• [Data supplied]:
----
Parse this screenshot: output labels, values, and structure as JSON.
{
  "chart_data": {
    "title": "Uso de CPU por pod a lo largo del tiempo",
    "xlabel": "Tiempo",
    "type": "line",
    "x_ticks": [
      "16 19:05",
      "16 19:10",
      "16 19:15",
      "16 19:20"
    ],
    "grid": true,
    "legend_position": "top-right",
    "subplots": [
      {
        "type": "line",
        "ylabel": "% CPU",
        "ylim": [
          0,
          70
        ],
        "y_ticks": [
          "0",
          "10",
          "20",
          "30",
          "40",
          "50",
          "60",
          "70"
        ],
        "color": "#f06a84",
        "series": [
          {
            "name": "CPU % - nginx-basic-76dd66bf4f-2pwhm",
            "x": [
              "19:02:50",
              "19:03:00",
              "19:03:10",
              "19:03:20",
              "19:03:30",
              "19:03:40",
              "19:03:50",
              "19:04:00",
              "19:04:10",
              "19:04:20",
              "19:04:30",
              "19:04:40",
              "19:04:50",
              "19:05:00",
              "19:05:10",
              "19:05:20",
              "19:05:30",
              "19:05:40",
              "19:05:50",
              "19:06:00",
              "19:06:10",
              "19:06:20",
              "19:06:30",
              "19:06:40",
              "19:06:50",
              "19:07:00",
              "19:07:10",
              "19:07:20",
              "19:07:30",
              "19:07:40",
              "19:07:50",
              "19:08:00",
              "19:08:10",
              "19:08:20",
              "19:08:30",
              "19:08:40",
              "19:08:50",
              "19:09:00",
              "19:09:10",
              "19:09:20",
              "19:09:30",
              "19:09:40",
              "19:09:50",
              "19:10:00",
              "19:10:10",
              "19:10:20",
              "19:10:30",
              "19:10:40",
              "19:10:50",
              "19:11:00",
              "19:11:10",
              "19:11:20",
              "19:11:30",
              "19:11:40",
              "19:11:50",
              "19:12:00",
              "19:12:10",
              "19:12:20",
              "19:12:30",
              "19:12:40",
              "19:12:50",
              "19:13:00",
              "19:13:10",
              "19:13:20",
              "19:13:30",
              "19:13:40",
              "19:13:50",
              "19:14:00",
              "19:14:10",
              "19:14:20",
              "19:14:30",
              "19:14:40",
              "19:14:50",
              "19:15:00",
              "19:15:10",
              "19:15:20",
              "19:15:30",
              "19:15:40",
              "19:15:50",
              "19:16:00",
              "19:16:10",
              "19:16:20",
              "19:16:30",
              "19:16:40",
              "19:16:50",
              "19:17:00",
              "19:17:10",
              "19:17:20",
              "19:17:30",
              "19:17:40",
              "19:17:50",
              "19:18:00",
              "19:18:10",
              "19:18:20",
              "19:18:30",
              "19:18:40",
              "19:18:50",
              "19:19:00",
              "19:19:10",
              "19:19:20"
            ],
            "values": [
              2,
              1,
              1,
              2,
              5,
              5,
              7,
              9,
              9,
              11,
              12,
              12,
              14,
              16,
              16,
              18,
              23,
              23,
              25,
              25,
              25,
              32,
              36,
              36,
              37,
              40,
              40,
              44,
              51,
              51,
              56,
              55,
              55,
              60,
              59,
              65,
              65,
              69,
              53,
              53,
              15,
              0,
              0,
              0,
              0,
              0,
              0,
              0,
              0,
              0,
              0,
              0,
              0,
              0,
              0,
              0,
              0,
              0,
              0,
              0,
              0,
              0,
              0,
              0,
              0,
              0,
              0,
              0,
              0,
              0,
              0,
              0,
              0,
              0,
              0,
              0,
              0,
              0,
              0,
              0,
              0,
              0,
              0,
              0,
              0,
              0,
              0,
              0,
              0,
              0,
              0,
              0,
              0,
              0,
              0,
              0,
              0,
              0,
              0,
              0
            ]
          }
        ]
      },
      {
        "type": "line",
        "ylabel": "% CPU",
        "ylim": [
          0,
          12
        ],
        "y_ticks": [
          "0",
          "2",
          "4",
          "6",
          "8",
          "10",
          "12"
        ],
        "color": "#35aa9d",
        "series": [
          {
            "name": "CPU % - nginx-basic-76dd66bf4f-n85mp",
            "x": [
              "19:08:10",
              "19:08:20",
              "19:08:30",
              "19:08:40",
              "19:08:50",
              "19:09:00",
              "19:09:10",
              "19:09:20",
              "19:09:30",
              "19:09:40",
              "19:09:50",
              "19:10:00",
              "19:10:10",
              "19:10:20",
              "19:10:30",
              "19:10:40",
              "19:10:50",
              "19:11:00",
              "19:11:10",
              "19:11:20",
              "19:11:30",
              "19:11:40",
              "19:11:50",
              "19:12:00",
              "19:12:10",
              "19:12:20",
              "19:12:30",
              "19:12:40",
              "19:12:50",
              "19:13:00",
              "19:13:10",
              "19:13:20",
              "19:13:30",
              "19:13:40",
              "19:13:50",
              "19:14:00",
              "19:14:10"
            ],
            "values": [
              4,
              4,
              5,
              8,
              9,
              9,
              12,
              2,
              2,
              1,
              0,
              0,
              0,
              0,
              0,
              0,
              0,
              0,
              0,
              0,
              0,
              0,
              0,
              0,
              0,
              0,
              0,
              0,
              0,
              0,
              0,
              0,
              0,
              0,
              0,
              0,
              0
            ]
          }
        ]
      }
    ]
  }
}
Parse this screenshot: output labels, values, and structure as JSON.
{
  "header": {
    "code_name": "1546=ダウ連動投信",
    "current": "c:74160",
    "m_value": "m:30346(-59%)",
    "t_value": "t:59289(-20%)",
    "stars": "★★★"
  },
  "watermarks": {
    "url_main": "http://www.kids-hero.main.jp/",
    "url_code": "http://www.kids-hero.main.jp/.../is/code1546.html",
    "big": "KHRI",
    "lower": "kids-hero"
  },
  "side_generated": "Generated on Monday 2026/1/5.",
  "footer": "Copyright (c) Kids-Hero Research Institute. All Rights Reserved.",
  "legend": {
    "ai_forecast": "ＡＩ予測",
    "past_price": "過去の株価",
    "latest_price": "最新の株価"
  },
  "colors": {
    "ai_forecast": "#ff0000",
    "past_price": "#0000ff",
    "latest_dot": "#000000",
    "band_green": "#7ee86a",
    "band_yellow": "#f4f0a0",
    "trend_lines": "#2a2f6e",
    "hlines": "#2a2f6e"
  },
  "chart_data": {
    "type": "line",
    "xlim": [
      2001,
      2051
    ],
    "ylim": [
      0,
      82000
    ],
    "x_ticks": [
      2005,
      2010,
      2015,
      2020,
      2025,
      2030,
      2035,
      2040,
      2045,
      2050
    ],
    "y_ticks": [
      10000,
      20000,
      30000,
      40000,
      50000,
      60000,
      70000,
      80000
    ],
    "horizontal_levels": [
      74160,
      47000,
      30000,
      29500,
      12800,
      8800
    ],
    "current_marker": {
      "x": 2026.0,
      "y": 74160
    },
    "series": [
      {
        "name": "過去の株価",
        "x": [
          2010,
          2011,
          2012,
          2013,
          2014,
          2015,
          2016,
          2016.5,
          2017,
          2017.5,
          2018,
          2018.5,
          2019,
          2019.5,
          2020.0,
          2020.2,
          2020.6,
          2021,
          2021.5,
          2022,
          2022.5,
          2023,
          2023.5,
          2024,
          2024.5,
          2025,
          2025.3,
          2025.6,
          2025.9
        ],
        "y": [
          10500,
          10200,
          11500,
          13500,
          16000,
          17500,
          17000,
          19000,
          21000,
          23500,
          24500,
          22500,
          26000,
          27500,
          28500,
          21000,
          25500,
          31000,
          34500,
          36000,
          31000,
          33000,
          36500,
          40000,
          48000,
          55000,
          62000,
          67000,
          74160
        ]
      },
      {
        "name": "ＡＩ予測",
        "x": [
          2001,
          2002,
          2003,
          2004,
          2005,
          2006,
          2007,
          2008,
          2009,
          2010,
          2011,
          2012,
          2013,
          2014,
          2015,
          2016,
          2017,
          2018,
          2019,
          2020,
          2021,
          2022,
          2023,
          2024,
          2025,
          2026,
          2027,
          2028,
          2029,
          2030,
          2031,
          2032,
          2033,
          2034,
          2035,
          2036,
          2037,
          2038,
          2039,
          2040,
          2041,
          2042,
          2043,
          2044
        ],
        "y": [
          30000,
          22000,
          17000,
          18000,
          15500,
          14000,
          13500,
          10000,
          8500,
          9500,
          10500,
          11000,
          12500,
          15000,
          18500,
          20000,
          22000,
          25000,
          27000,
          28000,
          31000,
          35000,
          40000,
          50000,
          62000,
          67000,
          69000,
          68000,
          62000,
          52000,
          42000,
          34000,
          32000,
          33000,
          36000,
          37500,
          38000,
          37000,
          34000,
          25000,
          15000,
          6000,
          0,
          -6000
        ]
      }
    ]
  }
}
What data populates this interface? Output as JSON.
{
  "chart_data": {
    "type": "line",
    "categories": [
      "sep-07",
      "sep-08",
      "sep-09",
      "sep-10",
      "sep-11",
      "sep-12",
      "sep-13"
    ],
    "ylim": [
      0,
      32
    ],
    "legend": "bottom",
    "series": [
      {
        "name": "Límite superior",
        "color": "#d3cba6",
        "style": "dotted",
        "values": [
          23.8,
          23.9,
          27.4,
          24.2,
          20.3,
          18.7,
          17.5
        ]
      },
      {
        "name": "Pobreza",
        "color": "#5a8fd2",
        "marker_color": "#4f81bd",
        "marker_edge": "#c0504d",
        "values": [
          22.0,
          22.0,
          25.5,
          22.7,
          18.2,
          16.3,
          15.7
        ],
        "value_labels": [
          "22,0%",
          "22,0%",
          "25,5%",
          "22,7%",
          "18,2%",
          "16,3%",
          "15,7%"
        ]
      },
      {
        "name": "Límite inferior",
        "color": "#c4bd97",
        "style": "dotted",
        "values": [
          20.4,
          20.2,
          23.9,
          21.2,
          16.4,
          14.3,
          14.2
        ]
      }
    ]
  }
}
----
• [Exercise]:
The answer is one number: how many lines of the material above contain "Límite".

• [Finished exercise]:
2